(INSTRUCTIONS FOR THE TASK)
Tally up how many lines in the listing below contain the string "screenshot", and give only the total.

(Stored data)
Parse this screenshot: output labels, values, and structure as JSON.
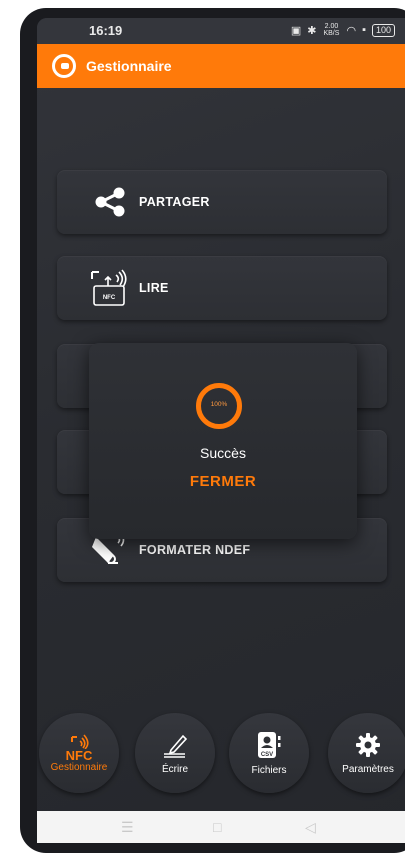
{
  "status_bar": {
    "time": "16:19",
    "network_speed": "2.00 KB/S",
    "battery": "100"
  },
  "app_bar": {
    "title": "Gestionnaire"
  },
  "menu": {
    "share_label": "PARTAGER",
    "read_label": "LIRE",
    "read_icon_text": "NFC",
    "format_label": "FORMATER NDEF"
  },
  "dialog": {
    "progress_text": "100%",
    "progress_value": 100,
    "message": "Succès",
    "close_label": "FERMER"
  },
  "bottom_nav": {
    "home_icon_text": "NFC",
    "home_label": "Gestionnaire",
    "write_label": "Écrire",
    "files_icon_text": "CSV",
    "files_label": "Fichiers",
    "settings_label": "Paramètres"
  },
  "colors": {
    "accent": "#ff7a0a",
    "background": "#2b2d33",
    "text": "#ffffff"
  }
}
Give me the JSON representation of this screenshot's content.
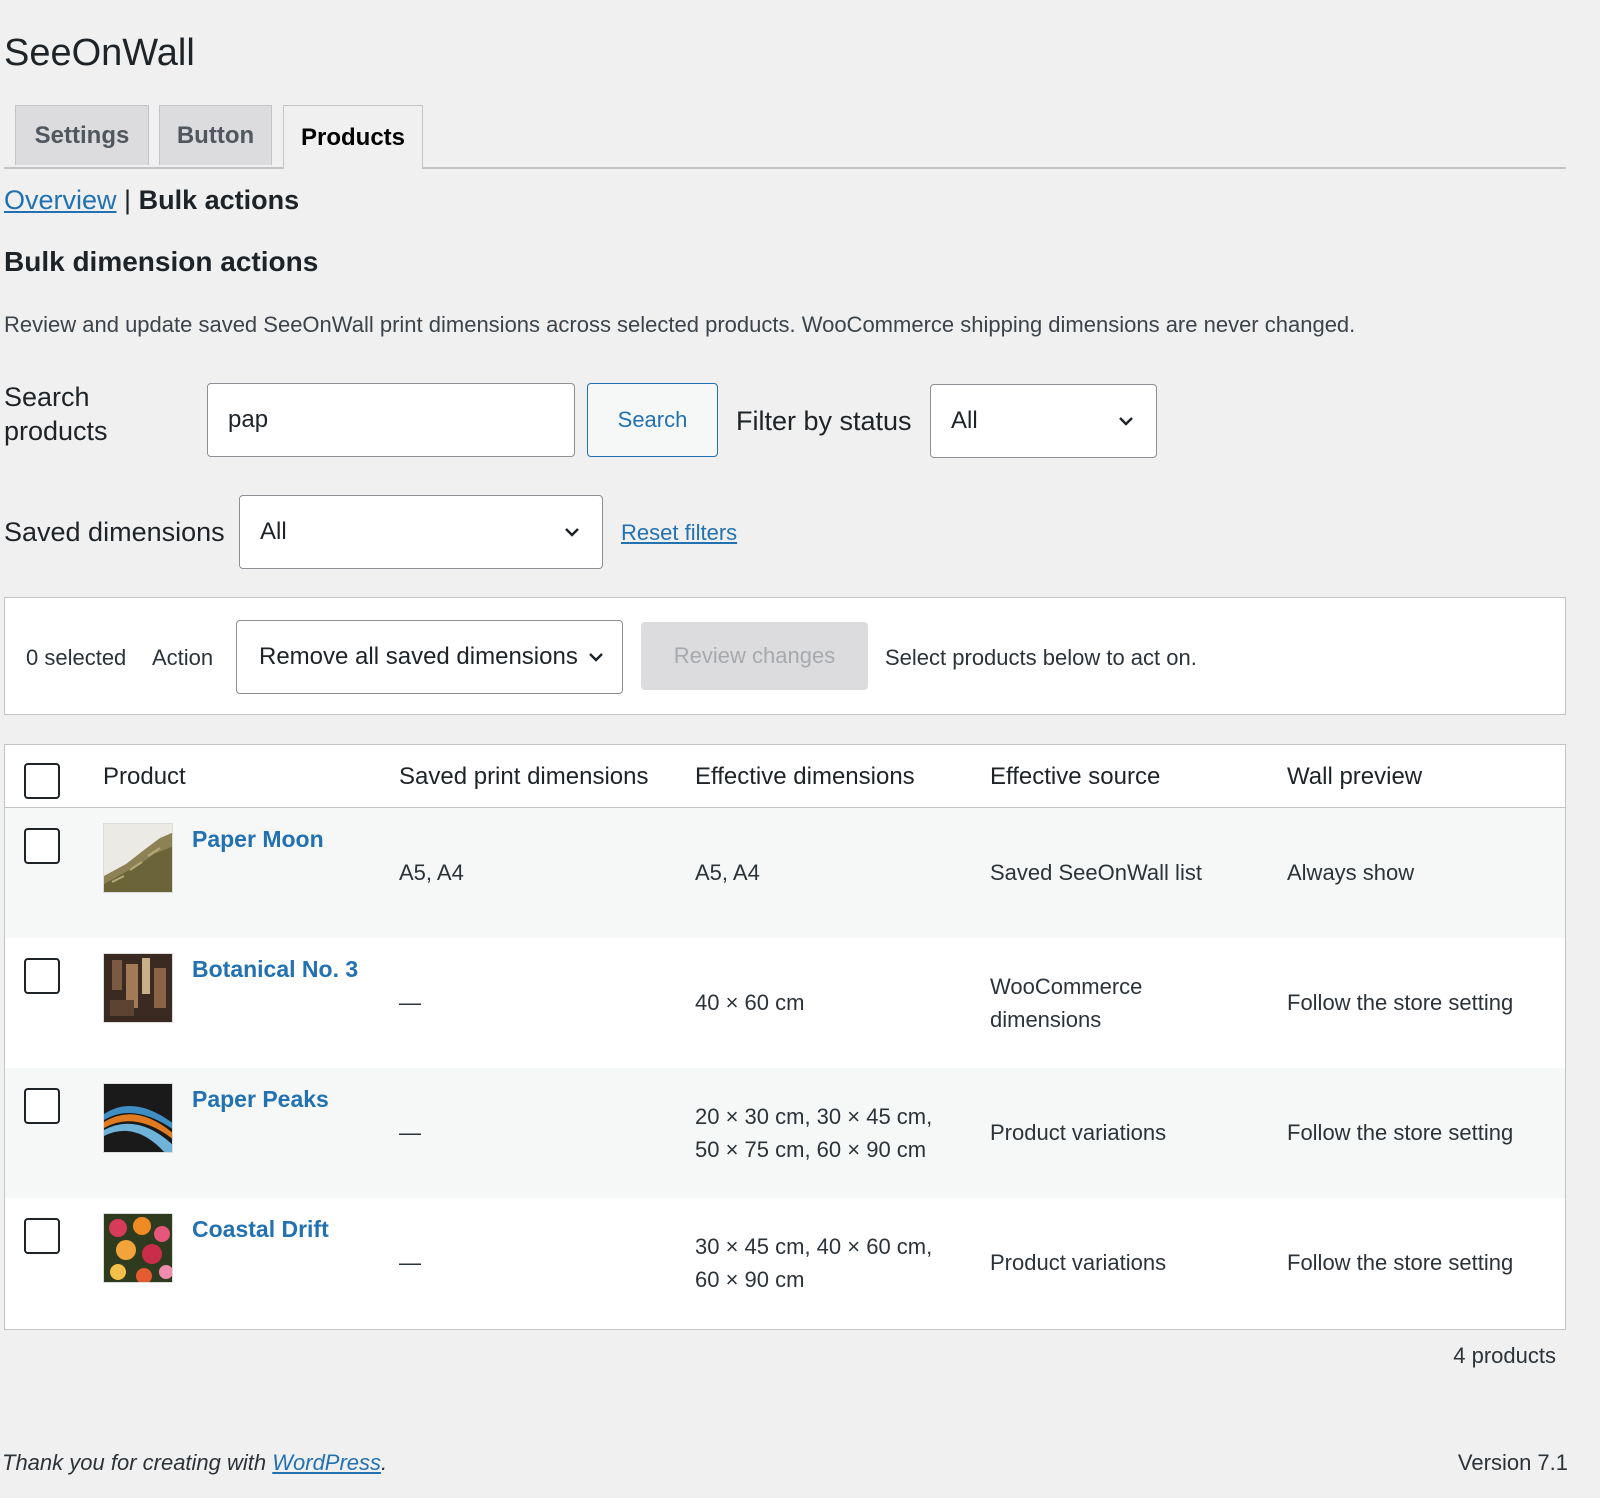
{
  "page": {
    "title": "SeeOnWall"
  },
  "tabs": [
    {
      "label": "Settings"
    },
    {
      "label": "Button"
    },
    {
      "label": "Products"
    }
  ],
  "subnav": {
    "overview": "Overview",
    "separator": "|",
    "current": "Bulk actions"
  },
  "section": {
    "title": "Bulk dimension actions",
    "description": "Review and update saved SeeOnWall print dimensions across selected products. WooCommerce shipping dimensions are never changed."
  },
  "filters": {
    "search_label_line1": "Search",
    "search_label_line2": "products",
    "search_value": "pap",
    "search_button": "Search",
    "status_label": "Filter by status",
    "status_value": "All",
    "saved_label": "Saved dimensions",
    "saved_value": "All",
    "reset": "Reset filters"
  },
  "actionbar": {
    "selected": "0 selected",
    "action_label": "Action",
    "action_value": "Remove all saved dimensions",
    "review_button": "Review changes",
    "hint": "Select products below to act on."
  },
  "table": {
    "headers": [
      "Product",
      "Saved print dimensions",
      "Effective dimensions",
      "Effective source",
      "Wall preview"
    ],
    "rows": [
      {
        "name": "Paper Moon",
        "saved": "A5, A4",
        "effective_line1": "A5, A4",
        "effective_line2": "",
        "source_line1": "Saved SeeOnWall list",
        "source_line2": "",
        "preview": "Always show"
      },
      {
        "name": "Botanical No. 3",
        "saved": "—",
        "effective_line1": "40 × 60 cm",
        "effective_line2": "",
        "source_line1": "WooCommerce",
        "source_line2": "dimensions",
        "preview": "Follow the store setting"
      },
      {
        "name": "Paper Peaks",
        "saved": "—",
        "effective_line1": "20 × 30 cm, 30 × 45 cm,",
        "effective_line2": "50 × 75 cm, 60 × 90 cm",
        "source_line1": "Product variations",
        "source_line2": "",
        "preview": "Follow the store setting"
      },
      {
        "name": "Coastal Drift",
        "saved": "—",
        "effective_line1": "30 × 45 cm, 40 × 60 cm,",
        "effective_line2": "60 × 90 cm",
        "source_line1": "Product variations",
        "source_line2": "",
        "preview": "Follow the store setting"
      }
    ],
    "count": "4 products"
  },
  "footer": {
    "thanks_prefix": "Thank you for creating with ",
    "thanks_link": "WordPress",
    "thanks_suffix": ".",
    "version": "Version 7.1"
  },
  "colors": {
    "accent": "#2271b1",
    "background": "#f0f0f1",
    "text": "#1d2327"
  }
}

(ANSWER FOR THIS EXERCISE)
2